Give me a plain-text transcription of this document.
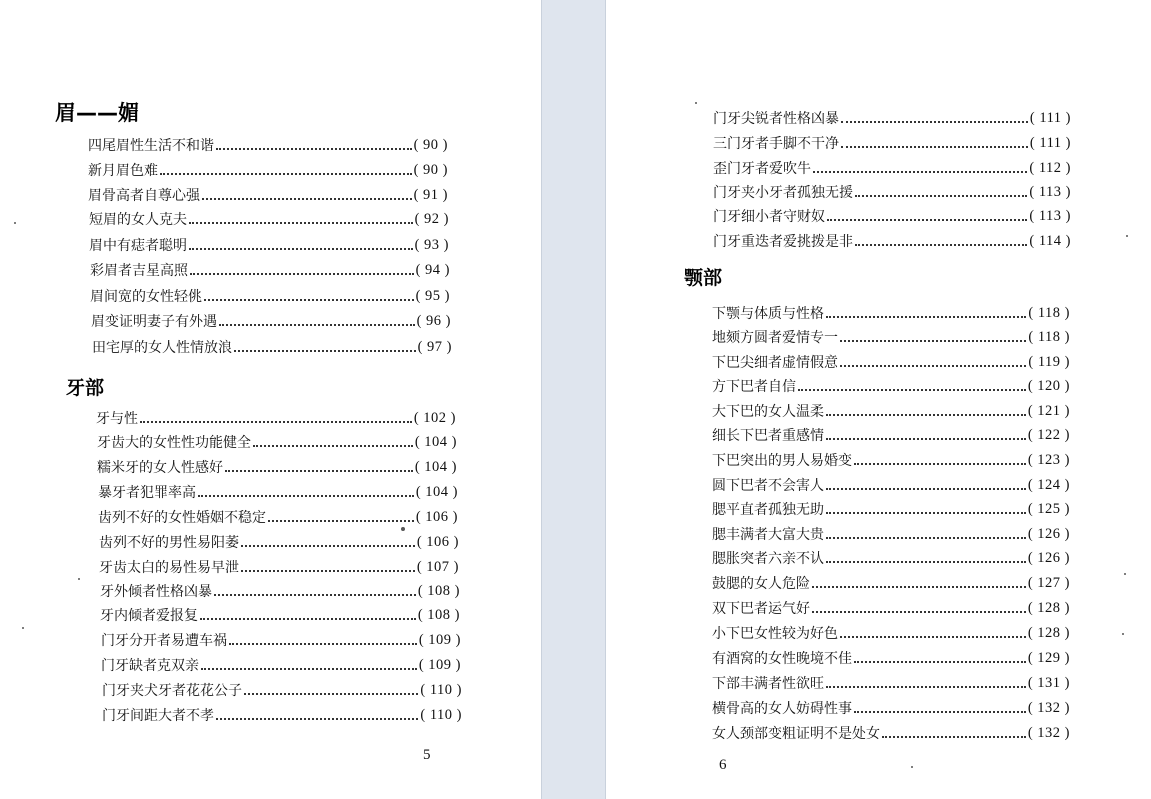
眉——媚
四尾眉性生活不和谐	( 90 )
新月眉色难	( 90 )
眉骨高者自尊心强	( 91 )
短眉的女人克夫	( 92 )
眉中有痣者聪明	( 93 )
彩眉者吉星高照	( 94 )
眉间宽的女性轻佻	( 95 )
眉变证明妻子有外遇	( 96 )
田宅厚的女人性情放浪	( 97 )
牙部
牙与性	( 102 )
牙齿大的女性性功能健全	( 104 )
糯米牙的女人性感好	( 104 )
暴牙者犯罪率高	( 104 )
齿列不好的女性婚姻不稳定	( 106 )
齿列不好的男性易阳萎	( 106 )
牙齿太白的易性易早泄	( 107 )
牙外倾者性格凶暴	( 108 )
牙内倾者爱报复	( 108 )
门牙分开者易遭车祸	( 109 )
门牙缺者克双亲	( 109 )
门牙夹犬牙者花花公子	( 110 )
门牙间距大者不孝	( 110 )
5
门牙尖锐者性格凶暴	( 111 )
三门牙者手脚不干净	( 111 )
歪门牙者爱吹牛	( 112 )
门牙夹小牙者孤独无援	( 113 )
门牙细小者守财奴	( 113 )
门牙重迭者爱挑拨是非	( 114 )
颚部
下颚与体质与性格	( 118 )
地颏方圆者爱情专一	( 118 )
下巴尖细者虚情假意	( 119 )
方下巴者自信	( 120 )
大下巴的女人温柔	( 121 )
细长下巴者重感情	( 122 )
下巴突出的男人易婚变	( 123 )
圆下巴者不会害人	( 124 )
腮平直者孤独无助	( 125 )
腮丰满者大富大贵	( 126 )
腮胀突者六亲不认	( 126 )
鼓腮的女人危险	( 127 )
双下巴者运气好	( 128 )
小下巴女性较为好色	( 128 )
有酒窝的女性晚境不佳	( 129 )
下部丰满者性欲旺	( 131 )
横骨高的女人妨碍性事	( 132 )
女人颈部变粗证明不是处女	( 132 )
6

* * *

- **SHORT EXERCISE**:
Output all of the entries verbatim, leaving out any images.

- **EXERCISE OUTPUT**:
Give me a plain-text transcription of this document.
眉——媚
四尾眉性生活不和谐	( 90 )
新月眉色难	( 90 )
眉骨高者自尊心强	( 91 )
短眉的女人克夫	( 92 )
眉中有痣者聪明	( 93 )
彩眉者吉星高照	( 94 )
眉间宽的女性轻佻	( 95 )
眉变证明妻子有外遇	( 96 )
田宅厚的女人性情放浪	( 97 )
牙部
牙与性	( 102 )
牙齿大的女性性功能健全	( 104 )
糯米牙的女人性感好	( 104 )
暴牙者犯罪率高	( 104 )
齿列不好的女性婚姻不稳定	( 106 )
齿列不好的男性易阳萎	( 106 )
牙齿太白的易性易早泄	( 107 )
牙外倾者性格凶暴	( 108 )
牙内倾者爱报复	( 108 )
门牙分开者易遭车祸	( 109 )
门牙缺者克双亲	( 109 )
门牙夹犬牙者花花公子	( 110 )
门牙间距大者不孝	( 110 )
5
门牙尖锐者性格凶暴	( 111 )
三门牙者手脚不干净	( 111 )
歪门牙者爱吹牛	( 112 )
门牙夹小牙者孤独无援	( 113 )
门牙细小者守财奴	( 113 )
门牙重迭者爱挑拨是非	( 114 )
颚部
下颚与体质与性格	( 118 )
地颏方圆者爱情专一	( 118 )
下巴尖细者虚情假意	( 119 )
方下巴者自信	( 120 )
大下巴的女人温柔	( 121 )
细长下巴者重感情	( 122 )
下巴突出的男人易婚变	( 123 )
圆下巴者不会害人	( 124 )
腮平直者孤独无助	( 125 )
腮丰满者大富大贵	( 126 )
腮胀突者六亲不认	( 126 )
鼓腮的女人危险	( 127 )
双下巴者运气好	( 128 )
小下巴女性较为好色	( 128 )
有酒窝的女性晚境不佳	( 129 )
下部丰满者性欲旺	( 131 )
横骨高的女人妨碍性事	( 132 )
女人颈部变粗证明不是处女	( 132 )
6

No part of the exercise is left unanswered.